Dataset entries:

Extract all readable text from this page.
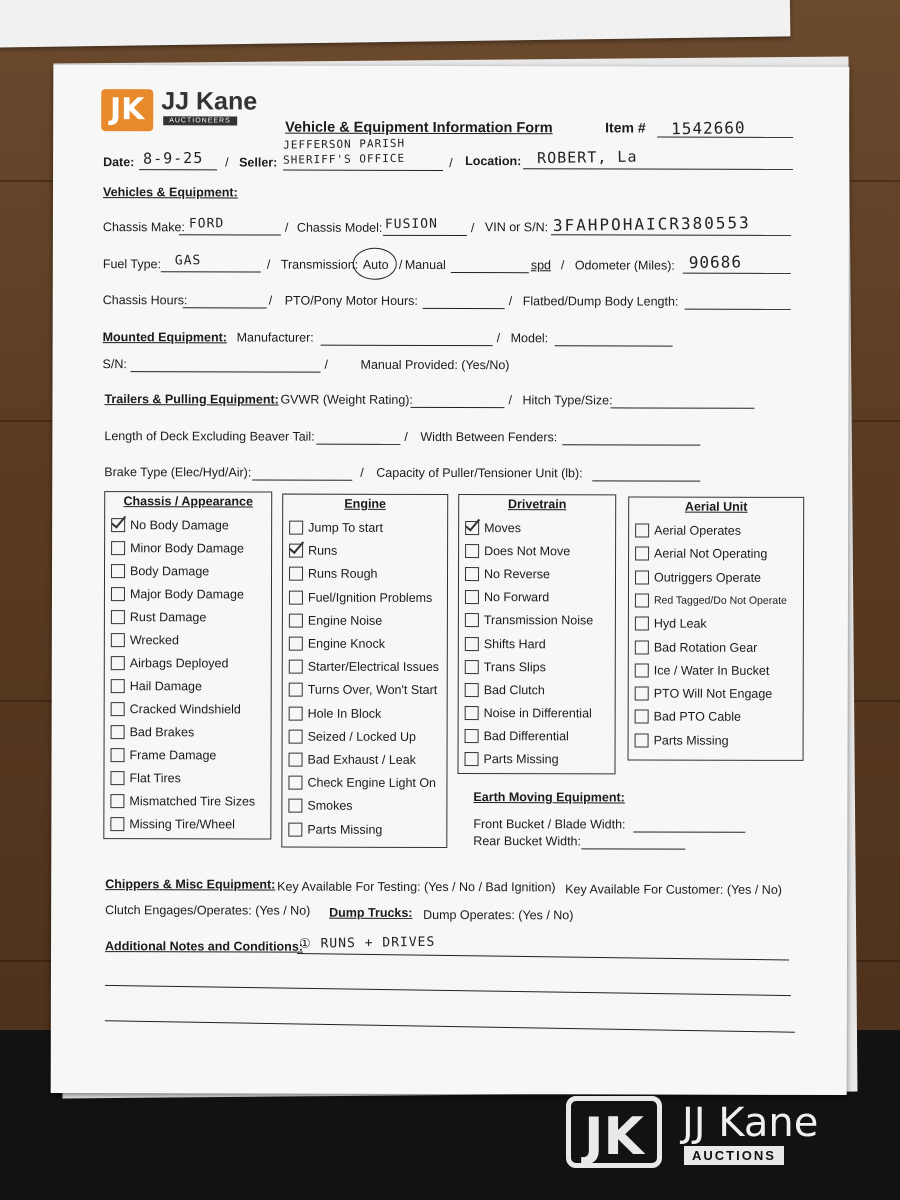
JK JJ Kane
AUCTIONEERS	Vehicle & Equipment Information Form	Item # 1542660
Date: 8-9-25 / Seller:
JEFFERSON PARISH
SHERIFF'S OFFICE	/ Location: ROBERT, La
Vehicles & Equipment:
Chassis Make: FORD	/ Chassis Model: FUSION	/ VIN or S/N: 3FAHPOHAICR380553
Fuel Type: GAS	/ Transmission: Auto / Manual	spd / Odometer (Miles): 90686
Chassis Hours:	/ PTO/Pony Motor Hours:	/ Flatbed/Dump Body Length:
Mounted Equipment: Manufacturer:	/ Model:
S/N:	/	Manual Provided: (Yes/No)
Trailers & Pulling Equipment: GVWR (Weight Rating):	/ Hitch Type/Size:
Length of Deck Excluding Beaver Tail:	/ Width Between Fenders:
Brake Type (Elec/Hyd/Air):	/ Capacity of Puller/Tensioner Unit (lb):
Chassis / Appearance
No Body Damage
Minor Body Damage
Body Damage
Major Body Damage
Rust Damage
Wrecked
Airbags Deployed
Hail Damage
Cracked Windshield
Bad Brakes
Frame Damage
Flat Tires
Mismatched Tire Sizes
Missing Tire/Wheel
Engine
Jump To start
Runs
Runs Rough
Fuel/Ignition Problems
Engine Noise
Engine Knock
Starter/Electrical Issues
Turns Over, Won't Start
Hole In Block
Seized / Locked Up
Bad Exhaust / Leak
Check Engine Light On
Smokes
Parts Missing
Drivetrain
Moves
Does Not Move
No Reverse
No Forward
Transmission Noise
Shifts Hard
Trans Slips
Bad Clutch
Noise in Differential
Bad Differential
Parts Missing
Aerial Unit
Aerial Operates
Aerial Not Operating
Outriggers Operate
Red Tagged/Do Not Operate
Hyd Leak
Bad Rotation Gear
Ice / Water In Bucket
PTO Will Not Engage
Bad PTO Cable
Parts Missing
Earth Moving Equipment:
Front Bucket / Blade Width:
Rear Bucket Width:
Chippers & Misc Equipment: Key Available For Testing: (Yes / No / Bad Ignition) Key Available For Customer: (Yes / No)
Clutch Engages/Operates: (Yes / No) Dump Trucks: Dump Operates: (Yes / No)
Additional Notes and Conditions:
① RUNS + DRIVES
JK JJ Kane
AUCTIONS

Work instructions >> Write the listing out a second time exactly, dropping all images.

Written response >>
Extract all readable text from this page.
JK JJ Kane
AUCTIONEERS	Vehicle & Equipment Information Form	Item # 1542660
Date: 8-9-25 / Seller:
JEFFERSON PARISH
SHERIFF'S OFFICE	/ Location: ROBERT, La
Vehicles & Equipment:
Chassis Make: FORD	/ Chassis Model: FUSION	/ VIN or S/N: 3FAHPOHAICR380553
Fuel Type: GAS	/ Transmission: Auto / Manual	spd / Odometer (Miles): 90686
Chassis Hours:	/ PTO/Pony Motor Hours:	/ Flatbed/Dump Body Length:
Mounted Equipment: Manufacturer:	/ Model:
S/N:	/	Manual Provided: (Yes/No)
Trailers & Pulling Equipment: GVWR (Weight Rating):	/ Hitch Type/Size:
Length of Deck Excluding Beaver Tail:	/ Width Between Fenders:
Brake Type (Elec/Hyd/Air):	/ Capacity of Puller/Tensioner Unit (lb):
Chassis / Appearance
No Body Damage
Minor Body Damage
Body Damage
Major Body Damage
Rust Damage
Wrecked
Airbags Deployed
Hail Damage
Cracked Windshield
Bad Brakes
Frame Damage
Flat Tires
Mismatched Tire Sizes
Missing Tire/Wheel
Engine
Jump To start
Runs
Runs Rough
Fuel/Ignition Problems
Engine Noise
Engine Knock
Starter/Electrical Issues
Turns Over, Won't Start
Hole In Block
Seized / Locked Up
Bad Exhaust / Leak
Check Engine Light On
Smokes
Parts Missing
Drivetrain
Moves
Does Not Move
No Reverse
No Forward
Transmission Noise
Shifts Hard
Trans Slips
Bad Clutch
Noise in Differential
Bad Differential
Parts Missing
Aerial Unit
Aerial Operates
Aerial Not Operating
Outriggers Operate
Red Tagged/Do Not Operate
Hyd Leak
Bad Rotation Gear
Ice / Water In Bucket
PTO Will Not Engage
Bad PTO Cable
Parts Missing
Earth Moving Equipment:
Front Bucket / Blade Width:
Rear Bucket Width:
Chippers & Misc Equipment: Key Available For Testing: (Yes / No / Bad Ignition) Key Available For Customer: (Yes / No)
Clutch Engages/Operates: (Yes / No) Dump Trucks: Dump Operates: (Yes / No)
Additional Notes and Conditions:
① RUNS + DRIVES
JK JJ Kane
AUCTIONS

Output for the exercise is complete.